**What the task asks:**
Copy each line of the listing below exactly.

━━━━━━━━

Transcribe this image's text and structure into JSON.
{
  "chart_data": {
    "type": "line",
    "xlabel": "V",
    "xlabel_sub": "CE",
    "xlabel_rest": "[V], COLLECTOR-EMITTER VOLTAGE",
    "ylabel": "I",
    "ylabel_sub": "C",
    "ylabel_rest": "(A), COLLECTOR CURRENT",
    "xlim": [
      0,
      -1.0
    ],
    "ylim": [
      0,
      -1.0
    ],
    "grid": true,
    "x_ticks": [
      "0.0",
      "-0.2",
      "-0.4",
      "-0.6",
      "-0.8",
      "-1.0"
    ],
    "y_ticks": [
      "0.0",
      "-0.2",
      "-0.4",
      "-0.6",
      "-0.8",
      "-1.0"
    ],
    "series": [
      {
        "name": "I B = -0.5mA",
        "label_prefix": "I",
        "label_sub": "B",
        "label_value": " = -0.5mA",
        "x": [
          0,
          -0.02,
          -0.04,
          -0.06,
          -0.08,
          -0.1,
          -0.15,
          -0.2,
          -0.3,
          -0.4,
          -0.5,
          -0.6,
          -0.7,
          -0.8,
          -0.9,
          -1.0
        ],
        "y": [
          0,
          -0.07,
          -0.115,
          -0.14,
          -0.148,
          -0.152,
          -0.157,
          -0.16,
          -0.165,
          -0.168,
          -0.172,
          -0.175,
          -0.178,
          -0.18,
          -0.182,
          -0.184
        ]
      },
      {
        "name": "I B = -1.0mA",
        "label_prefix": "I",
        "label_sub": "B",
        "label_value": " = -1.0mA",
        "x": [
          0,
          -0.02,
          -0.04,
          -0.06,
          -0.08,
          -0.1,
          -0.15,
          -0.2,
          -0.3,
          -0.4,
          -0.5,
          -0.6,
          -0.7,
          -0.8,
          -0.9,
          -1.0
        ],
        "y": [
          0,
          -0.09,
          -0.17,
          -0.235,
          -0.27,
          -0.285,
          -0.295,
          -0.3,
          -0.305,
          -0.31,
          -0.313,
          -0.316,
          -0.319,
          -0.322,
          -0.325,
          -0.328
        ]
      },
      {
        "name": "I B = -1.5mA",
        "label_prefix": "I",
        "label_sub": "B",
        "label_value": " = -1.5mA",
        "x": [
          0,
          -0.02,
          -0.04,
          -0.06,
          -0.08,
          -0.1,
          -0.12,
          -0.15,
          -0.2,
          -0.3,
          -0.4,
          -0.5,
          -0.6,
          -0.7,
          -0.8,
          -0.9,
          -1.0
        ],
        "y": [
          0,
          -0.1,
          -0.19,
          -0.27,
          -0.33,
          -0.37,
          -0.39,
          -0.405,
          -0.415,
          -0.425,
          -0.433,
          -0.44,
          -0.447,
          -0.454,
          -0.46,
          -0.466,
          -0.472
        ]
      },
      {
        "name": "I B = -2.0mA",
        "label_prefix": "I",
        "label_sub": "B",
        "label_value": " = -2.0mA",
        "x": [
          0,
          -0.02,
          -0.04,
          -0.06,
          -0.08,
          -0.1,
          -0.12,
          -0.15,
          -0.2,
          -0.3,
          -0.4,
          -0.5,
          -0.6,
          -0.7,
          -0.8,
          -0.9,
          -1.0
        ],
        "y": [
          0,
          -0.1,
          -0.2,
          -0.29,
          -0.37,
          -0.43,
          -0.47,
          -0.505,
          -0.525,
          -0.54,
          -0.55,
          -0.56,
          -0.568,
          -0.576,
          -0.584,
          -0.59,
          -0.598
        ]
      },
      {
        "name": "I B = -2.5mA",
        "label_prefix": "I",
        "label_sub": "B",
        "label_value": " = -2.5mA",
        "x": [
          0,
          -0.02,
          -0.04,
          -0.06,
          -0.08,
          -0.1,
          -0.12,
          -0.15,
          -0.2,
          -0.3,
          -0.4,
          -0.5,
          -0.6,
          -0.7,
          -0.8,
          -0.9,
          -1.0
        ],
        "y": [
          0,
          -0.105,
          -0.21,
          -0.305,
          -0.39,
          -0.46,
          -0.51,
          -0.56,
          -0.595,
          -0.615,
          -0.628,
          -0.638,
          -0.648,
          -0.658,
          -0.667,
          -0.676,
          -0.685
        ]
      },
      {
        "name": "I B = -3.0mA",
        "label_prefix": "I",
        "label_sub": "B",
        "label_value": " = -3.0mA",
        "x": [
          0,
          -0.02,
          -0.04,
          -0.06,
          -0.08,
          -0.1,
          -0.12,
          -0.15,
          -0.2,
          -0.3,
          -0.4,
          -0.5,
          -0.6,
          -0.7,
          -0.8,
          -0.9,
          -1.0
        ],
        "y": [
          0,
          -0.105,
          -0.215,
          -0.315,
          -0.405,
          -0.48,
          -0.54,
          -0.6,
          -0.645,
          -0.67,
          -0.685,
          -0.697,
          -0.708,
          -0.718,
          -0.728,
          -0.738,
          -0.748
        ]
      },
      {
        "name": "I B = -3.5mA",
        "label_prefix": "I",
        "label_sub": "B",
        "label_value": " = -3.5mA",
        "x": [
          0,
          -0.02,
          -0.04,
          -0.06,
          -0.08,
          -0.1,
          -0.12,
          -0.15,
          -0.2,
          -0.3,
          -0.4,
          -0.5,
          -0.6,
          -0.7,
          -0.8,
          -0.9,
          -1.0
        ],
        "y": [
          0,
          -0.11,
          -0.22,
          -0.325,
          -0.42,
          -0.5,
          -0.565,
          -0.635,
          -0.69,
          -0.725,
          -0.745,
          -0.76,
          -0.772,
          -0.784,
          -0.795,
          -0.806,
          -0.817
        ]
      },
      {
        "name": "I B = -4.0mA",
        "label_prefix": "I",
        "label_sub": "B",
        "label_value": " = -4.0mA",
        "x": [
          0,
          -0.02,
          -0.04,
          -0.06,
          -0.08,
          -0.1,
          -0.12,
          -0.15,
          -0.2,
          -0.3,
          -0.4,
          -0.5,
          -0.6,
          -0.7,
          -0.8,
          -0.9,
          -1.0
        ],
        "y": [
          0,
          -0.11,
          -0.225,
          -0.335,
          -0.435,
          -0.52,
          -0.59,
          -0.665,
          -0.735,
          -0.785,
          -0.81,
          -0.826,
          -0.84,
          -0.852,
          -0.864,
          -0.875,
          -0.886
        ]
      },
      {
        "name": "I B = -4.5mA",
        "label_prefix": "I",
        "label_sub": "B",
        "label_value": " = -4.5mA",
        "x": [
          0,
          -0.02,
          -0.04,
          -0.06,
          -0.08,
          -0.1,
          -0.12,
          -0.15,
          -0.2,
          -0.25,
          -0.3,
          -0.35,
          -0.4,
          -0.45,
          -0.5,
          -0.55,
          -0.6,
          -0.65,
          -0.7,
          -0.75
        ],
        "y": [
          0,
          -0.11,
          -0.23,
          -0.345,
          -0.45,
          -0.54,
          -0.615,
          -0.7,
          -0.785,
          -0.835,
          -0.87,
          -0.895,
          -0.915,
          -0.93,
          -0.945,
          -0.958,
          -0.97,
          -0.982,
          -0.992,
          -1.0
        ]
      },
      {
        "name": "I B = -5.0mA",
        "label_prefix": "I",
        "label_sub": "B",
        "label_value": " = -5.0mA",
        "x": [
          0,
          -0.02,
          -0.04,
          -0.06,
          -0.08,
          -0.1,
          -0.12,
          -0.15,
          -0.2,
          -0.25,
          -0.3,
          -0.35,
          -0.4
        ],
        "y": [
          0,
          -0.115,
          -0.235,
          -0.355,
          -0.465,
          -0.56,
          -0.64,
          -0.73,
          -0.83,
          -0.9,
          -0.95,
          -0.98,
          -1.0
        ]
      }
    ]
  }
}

━━━━━━━━

**The completed task:**
Transcribe this image's text and structure into JSON.
{
  "chart_data": {
    "type": "line",
    "xlabel": "V",
    "xlabel_sub": "CE",
    "xlabel_rest": "[V], COLLECTOR-EMITTER VOLTAGE",
    "ylabel": "I",
    "ylabel_sub": "C",
    "ylabel_rest": "(A), COLLECTOR CURRENT",
    "xlim": [
      0,
      -1.0
    ],
    "ylim": [
      0,
      -1.0
    ],
    "grid": true,
    "x_ticks": [
      "0.0",
      "-0.2",
      "-0.4",
      "-0.6",
      "-0.8",
      "-1.0"
    ],
    "y_ticks": [
      "0.0",
      "-0.2",
      "-0.4",
      "-0.6",
      "-0.8",
      "-1.0"
    ],
    "series": [
      {
        "name": "I B = -0.5mA",
        "label_prefix": "I",
        "label_sub": "B",
        "label_value": " = -0.5mA",
        "x": [
          0,
          -0.02,
          -0.04,
          -0.06,
          -0.08,
          -0.1,
          -0.15,
          -0.2,
          -0.3,
          -0.4,
          -0.5,
          -0.6,
          -0.7,
          -0.8,
          -0.9,
          -1.0
        ],
        "y": [
          0,
          -0.07,
          -0.115,
          -0.14,
          -0.148,
          -0.152,
          -0.157,
          -0.16,
          -0.165,
          -0.168,
          -0.172,
          -0.175,
          -0.178,
          -0.18,
          -0.182,
          -0.184
        ]
      },
      {
        "name": "I B = -1.0mA",
        "label_prefix": "I",
        "label_sub": "B",
        "label_value": " = -1.0mA",
        "x": [
          0,
          -0.02,
          -0.04,
          -0.06,
          -0.08,
          -0.1,
          -0.15,
          -0.2,
          -0.3,
          -0.4,
          -0.5,
          -0.6,
          -0.7,
          -0.8,
          -0.9,
          -1.0
        ],
        "y": [
          0,
          -0.09,
          -0.17,
          -0.235,
          -0.27,
          -0.285,
          -0.295,
          -0.3,
          -0.305,
          -0.31,
          -0.313,
          -0.316,
          -0.319,
          -0.322,
          -0.325,
          -0.328
        ]
      },
      {
        "name": "I B = -1.5mA",
        "label_prefix": "I",
        "label_sub": "B",
        "label_value": " = -1.5mA",
        "x": [
          0,
          -0.02,
          -0.04,
          -0.06,
          -0.08,
          -0.1,
          -0.12,
          -0.15,
          -0.2,
          -0.3,
          -0.4,
          -0.5,
          -0.6,
          -0.7,
          -0.8,
          -0.9,
          -1.0
        ],
        "y": [
          0,
          -0.1,
          -0.19,
          -0.27,
          -0.33,
          -0.37,
          -0.39,
          -0.405,
          -0.415,
          -0.425,
          -0.433,
          -0.44,
          -0.447,
          -0.454,
          -0.46,
          -0.466,
          -0.472
        ]
      },
      {
        "name": "I B = -2.0mA",
        "label_prefix": "I",
        "label_sub": "B",
        "label_value": " = -2.0mA",
        "x": [
          0,
          -0.02,
          -0.04,
          -0.06,
          -0.08,
          -0.1,
          -0.12,
          -0.15,
          -0.2,
          -0.3,
          -0.4,
          -0.5,
          -0.6,
          -0.7,
          -0.8,
          -0.9,
          -1.0
        ],
        "y": [
          0,
          -0.1,
          -0.2,
          -0.29,
          -0.37,
          -0.43,
          -0.47,
          -0.505,
          -0.525,
          -0.54,
          -0.55,
          -0.56,
          -0.568,
          -0.576,
          -0.584,
          -0.59,
          -0.598
        ]
      },
      {
        "name": "I B = -2.5mA",
        "label_prefix": "I",
        "label_sub": "B",
        "label_value": " = -2.5mA",
        "x": [
          0,
          -0.02,
          -0.04,
          -0.06,
          -0.08,
          -0.1,
          -0.12,
          -0.15,
          -0.2,
          -0.3,
          -0.4,
          -0.5,
          -0.6,
          -0.7,
          -0.8,
          -0.9,
          -1.0
        ],
        "y": [
          0,
          -0.105,
          -0.21,
          -0.305,
          -0.39,
          -0.46,
          -0.51,
          -0.56,
          -0.595,
          -0.615,
          -0.628,
          -0.638,
          -0.648,
          -0.658,
          -0.667,
          -0.676,
          -0.685
        ]
      },
      {
        "name": "I B = -3.0mA",
        "label_prefix": "I",
        "label_sub": "B",
        "label_value": " = -3.0mA",
        "x": [
          0,
          -0.02,
          -0.04,
          -0.06,
          -0.08,
          -0.1,
          -0.12,
          -0.15,
          -0.2,
          -0.3,
          -0.4,
          -0.5,
          -0.6,
          -0.7,
          -0.8,
          -0.9,
          -1.0
        ],
        "y": [
          0,
          -0.105,
          -0.215,
          -0.315,
          -0.405,
          -0.48,
          -0.54,
          -0.6,
          -0.645,
          -0.67,
          -0.685,
          -0.697,
          -0.708,
          -0.718,
          -0.728,
          -0.738,
          -0.748
        ]
      },
      {
        "name": "I B = -3.5mA",
        "label_prefix": "I",
        "label_sub": "B",
        "label_value": " = -3.5mA",
        "x": [
          0,
          -0.02,
          -0.04,
          -0.06,
          -0.08,
          -0.1,
          -0.12,
          -0.15,
          -0.2,
          -0.3,
          -0.4,
          -0.5,
          -0.6,
          -0.7,
          -0.8,
          -0.9,
          -1.0
        ],
        "y": [
          0,
          -0.11,
          -0.22,
          -0.325,
          -0.42,
          -0.5,
          -0.565,
          -0.635,
          -0.69,
          -0.725,
          -0.745,
          -0.76,
          -0.772,
          -0.784,
          -0.795,
          -0.806,
          -0.817
        ]
      },
      {
        "name": "I B = -4.0mA",
        "label_prefix": "I",
        "label_sub": "B",
        "label_value": " = -4.0mA",
        "x": [
          0,
          -0.02,
          -0.04,
          -0.06,
          -0.08,
          -0.1,
          -0.12,
          -0.15,
          -0.2,
          -0.3,
          -0.4,
          -0.5,
          -0.6,
          -0.7,
          -0.8,
          -0.9,
          -1.0
        ],
        "y": [
          0,
          -0.11,
          -0.225,
          -0.335,
          -0.435,
          -0.52,
          -0.59,
          -0.665,
          -0.735,
          -0.785,
          -0.81,
          -0.826,
          -0.84,
          -0.852,
          -0.864,
          -0.875,
          -0.886
        ]
      },
      {
        "name": "I B = -4.5mA",
        "label_prefix": "I",
        "label_sub": "B",
        "label_value": " = -4.5mA",
        "x": [
          0,
          -0.02,
          -0.04,
          -0.06,
          -0.08,
          -0.1,
          -0.12,
          -0.15,
          -0.2,
          -0.25,
          -0.3,
          -0.35,
          -0.4,
          -0.45,
          -0.5,
          -0.55,
          -0.6,
          -0.65,
          -0.7,
          -0.75
        ],
        "y": [
          0,
          -0.11,
          -0.23,
          -0.345,
          -0.45,
          -0.54,
          -0.615,
          -0.7,
          -0.785,
          -0.835,
          -0.87,
          -0.895,
          -0.915,
          -0.93,
          -0.945,
          -0.958,
          -0.97,
          -0.982,
          -0.992,
          -1.0
        ]
      },
      {
        "name": "I B = -5.0mA",
        "label_prefix": "I",
        "label_sub": "B",
        "label_value": " = -5.0mA",
        "x": [
          0,
          -0.02,
          -0.04,
          -0.06,
          -0.08,
          -0.1,
          -0.12,
          -0.15,
          -0.2,
          -0.25,
          -0.3,
          -0.35,
          -0.4
        ],
        "y": [
          0,
          -0.115,
          -0.235,
          -0.355,
          -0.465,
          -0.56,
          -0.64,
          -0.73,
          -0.83,
          -0.9,
          -0.95,
          -0.98,
          -1.0
        ]
      }
    ]
  }
}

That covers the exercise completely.